Data shown:
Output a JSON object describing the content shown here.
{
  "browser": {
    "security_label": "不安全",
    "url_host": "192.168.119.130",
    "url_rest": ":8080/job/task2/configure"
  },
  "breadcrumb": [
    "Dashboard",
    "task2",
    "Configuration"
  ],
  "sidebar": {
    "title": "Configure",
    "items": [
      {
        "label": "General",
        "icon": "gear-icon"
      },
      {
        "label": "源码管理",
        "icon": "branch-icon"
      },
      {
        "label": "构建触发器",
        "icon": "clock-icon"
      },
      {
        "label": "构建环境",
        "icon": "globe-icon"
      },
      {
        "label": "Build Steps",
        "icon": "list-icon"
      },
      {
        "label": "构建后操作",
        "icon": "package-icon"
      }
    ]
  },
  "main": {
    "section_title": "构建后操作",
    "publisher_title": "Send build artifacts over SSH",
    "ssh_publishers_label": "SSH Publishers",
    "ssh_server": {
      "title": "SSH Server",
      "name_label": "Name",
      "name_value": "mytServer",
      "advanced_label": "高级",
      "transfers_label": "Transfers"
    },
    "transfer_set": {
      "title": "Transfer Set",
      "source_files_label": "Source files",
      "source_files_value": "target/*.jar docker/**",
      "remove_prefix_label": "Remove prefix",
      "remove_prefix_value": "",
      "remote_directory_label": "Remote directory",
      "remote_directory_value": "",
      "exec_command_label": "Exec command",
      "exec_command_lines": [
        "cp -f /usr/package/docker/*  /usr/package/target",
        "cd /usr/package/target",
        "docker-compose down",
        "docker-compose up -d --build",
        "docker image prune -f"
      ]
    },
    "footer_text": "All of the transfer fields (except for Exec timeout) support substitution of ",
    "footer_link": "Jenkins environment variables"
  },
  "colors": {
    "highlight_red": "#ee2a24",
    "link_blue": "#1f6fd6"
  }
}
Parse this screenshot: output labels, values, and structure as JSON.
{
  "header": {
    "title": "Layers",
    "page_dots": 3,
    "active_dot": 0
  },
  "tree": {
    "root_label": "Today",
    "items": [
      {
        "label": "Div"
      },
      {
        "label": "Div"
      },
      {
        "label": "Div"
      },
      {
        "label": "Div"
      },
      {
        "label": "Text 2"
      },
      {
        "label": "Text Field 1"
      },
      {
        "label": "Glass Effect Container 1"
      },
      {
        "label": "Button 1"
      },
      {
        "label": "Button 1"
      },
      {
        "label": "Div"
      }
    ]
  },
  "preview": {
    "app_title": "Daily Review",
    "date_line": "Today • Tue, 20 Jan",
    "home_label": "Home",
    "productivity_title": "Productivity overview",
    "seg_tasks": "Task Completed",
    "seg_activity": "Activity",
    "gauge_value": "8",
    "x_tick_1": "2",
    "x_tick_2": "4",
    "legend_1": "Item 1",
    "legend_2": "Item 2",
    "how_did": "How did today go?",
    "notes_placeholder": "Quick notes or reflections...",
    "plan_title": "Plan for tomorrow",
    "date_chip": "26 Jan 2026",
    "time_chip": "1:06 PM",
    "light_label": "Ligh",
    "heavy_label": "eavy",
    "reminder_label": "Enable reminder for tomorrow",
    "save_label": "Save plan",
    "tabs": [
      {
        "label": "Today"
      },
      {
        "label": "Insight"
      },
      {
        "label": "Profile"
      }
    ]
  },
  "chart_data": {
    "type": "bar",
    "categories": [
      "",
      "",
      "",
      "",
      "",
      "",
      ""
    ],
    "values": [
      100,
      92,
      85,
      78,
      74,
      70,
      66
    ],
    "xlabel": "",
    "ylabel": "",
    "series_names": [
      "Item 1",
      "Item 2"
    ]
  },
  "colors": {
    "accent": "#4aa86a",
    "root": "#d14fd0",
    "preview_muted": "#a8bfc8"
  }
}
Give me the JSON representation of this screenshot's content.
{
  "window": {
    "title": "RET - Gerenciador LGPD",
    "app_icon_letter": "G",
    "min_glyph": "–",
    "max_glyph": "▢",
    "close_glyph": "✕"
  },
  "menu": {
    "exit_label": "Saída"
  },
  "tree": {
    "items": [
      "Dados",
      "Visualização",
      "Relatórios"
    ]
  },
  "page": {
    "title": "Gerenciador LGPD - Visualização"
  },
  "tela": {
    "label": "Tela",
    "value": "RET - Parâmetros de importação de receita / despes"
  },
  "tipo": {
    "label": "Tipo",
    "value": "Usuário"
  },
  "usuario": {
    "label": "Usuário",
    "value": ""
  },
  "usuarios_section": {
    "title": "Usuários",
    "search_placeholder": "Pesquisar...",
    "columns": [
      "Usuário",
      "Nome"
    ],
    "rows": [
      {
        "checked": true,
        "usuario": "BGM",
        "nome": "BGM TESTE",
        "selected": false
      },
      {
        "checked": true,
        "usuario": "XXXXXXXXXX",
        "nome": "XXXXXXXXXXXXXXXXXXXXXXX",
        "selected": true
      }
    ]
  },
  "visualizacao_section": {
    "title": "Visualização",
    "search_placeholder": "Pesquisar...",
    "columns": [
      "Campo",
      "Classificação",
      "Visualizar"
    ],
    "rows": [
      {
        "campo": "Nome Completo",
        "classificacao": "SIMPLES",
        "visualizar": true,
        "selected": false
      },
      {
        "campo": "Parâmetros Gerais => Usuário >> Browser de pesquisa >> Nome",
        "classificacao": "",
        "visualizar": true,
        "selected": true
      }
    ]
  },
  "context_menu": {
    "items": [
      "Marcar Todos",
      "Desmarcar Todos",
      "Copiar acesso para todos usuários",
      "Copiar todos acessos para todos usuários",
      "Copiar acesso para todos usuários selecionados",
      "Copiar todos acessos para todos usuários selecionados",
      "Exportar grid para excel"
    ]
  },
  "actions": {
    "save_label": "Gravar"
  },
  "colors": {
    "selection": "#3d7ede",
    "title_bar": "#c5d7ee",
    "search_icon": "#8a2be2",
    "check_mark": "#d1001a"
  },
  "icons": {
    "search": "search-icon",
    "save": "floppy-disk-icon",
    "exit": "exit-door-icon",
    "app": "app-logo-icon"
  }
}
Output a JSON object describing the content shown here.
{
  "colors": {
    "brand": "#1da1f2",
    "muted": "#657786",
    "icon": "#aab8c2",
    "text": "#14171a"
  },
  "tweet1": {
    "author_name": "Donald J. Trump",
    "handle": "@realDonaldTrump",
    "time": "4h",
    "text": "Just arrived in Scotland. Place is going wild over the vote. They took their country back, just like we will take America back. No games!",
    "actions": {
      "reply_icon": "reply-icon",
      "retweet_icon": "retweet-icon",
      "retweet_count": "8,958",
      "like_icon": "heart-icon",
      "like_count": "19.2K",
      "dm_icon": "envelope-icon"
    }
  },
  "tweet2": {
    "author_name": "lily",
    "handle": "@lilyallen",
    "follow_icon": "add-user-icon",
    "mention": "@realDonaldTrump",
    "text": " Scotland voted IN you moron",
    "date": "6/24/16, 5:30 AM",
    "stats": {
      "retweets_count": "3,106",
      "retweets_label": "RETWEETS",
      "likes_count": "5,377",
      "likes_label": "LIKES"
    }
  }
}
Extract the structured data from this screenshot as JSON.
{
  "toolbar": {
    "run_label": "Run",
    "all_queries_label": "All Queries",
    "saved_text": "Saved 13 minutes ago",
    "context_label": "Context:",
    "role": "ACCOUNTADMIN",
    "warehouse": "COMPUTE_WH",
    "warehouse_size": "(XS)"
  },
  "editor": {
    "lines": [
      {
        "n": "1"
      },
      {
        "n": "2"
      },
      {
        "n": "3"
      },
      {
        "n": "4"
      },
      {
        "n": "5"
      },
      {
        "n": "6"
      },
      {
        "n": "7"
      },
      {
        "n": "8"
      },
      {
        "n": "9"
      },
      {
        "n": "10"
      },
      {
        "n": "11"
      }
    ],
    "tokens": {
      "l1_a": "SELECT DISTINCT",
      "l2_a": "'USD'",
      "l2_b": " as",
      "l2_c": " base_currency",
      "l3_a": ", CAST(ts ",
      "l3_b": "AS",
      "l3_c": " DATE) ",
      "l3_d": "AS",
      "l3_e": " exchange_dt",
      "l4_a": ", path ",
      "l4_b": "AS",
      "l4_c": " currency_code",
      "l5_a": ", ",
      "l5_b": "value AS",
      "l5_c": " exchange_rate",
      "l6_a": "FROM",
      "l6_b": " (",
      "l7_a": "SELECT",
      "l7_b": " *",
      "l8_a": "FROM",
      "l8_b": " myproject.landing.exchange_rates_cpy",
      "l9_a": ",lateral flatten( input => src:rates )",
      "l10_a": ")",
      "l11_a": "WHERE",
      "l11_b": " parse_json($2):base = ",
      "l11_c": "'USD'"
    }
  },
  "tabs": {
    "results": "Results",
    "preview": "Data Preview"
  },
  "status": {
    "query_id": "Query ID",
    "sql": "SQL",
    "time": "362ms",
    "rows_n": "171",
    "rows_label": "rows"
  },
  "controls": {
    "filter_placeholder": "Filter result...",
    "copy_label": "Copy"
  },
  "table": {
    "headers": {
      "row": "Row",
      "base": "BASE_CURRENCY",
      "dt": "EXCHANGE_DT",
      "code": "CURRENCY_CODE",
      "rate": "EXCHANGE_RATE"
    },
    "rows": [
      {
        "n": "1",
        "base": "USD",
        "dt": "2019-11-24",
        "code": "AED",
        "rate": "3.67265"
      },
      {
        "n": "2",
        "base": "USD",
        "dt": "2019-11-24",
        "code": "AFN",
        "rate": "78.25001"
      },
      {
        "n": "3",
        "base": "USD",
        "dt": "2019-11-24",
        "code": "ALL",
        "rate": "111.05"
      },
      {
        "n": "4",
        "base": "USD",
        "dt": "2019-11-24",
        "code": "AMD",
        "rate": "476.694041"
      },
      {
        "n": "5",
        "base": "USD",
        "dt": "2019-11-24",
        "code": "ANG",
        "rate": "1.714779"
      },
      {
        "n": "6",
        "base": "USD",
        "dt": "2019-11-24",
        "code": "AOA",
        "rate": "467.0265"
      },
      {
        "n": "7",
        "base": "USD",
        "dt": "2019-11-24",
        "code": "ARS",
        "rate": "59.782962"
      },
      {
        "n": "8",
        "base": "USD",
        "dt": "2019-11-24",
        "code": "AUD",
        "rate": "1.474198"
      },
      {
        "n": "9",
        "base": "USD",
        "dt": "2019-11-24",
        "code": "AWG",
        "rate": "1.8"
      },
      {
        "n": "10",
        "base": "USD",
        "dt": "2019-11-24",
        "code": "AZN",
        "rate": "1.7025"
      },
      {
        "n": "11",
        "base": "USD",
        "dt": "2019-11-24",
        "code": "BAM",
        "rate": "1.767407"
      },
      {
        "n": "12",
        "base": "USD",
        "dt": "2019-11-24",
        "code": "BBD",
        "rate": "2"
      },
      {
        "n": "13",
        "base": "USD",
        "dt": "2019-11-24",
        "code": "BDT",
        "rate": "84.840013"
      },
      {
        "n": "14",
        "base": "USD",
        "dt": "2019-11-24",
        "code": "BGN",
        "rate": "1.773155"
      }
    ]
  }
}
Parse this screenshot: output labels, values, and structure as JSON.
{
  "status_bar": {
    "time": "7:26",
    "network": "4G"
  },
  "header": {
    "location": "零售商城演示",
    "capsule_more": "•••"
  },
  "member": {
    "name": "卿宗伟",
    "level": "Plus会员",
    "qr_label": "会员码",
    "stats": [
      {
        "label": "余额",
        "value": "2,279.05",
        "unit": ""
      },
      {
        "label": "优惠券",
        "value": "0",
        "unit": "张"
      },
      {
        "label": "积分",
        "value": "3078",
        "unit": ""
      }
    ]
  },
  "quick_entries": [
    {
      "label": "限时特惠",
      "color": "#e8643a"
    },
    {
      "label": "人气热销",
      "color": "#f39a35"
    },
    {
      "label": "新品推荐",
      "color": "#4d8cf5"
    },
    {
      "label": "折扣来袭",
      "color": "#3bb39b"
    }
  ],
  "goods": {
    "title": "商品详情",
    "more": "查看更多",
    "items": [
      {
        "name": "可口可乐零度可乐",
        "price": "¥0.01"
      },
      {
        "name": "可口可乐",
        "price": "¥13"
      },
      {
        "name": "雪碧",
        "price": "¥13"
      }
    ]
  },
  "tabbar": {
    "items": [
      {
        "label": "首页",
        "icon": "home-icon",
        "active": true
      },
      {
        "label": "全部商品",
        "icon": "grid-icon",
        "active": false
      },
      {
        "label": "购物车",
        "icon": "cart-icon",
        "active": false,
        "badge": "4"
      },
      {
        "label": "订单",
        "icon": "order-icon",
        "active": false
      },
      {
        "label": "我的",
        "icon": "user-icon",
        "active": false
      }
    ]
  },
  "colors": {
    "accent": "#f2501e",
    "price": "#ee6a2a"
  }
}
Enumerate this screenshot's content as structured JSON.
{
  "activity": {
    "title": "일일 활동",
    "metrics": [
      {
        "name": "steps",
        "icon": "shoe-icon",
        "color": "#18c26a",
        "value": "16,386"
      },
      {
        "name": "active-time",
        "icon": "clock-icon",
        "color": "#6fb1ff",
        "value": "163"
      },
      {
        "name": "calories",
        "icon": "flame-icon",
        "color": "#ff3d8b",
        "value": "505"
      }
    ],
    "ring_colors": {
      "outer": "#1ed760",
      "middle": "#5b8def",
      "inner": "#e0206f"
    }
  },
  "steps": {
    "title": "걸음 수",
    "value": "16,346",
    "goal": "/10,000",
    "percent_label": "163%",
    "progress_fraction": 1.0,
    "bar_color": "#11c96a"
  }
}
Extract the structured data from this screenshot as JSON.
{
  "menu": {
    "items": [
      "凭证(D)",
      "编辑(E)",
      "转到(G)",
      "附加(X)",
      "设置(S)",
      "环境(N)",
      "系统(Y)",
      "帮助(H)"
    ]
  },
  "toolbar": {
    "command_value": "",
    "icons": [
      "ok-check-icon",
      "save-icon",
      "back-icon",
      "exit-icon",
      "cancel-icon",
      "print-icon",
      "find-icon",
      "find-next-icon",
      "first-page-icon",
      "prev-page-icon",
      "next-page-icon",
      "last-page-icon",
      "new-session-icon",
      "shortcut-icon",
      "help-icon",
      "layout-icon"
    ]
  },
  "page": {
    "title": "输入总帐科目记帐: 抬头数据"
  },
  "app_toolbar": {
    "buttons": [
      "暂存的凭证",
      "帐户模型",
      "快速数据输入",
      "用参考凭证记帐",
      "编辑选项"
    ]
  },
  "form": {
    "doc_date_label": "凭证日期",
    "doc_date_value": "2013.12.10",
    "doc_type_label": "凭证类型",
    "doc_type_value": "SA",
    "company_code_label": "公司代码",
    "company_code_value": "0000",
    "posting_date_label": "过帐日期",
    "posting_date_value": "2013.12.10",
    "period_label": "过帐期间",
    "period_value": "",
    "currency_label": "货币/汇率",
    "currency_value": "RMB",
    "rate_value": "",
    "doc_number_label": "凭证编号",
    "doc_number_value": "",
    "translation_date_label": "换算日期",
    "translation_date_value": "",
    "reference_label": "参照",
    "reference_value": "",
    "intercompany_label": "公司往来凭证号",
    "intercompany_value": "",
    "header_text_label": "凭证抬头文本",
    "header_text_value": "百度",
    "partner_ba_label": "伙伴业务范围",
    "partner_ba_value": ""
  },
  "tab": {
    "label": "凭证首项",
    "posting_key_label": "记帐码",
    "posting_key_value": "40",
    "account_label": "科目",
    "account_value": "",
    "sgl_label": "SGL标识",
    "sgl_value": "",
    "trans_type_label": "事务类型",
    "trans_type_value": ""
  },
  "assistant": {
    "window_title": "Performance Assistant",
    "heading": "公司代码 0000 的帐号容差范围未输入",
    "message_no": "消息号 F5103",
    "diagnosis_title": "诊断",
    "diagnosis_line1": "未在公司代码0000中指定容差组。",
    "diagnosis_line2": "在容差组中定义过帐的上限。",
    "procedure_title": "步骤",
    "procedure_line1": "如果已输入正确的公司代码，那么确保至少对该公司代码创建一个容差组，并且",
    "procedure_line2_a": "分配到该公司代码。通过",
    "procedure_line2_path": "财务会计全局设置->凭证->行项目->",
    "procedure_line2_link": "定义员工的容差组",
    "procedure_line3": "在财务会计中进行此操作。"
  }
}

Problem: Gather each line in the entries above where the string "content" is found.

The completed task:
Output a JSON object describing the content shown here.
Give me the JSON representation of this screenshot's content.
Output a JSON object describing the content shown here.
Enumerate this screenshot's content as structured JSON.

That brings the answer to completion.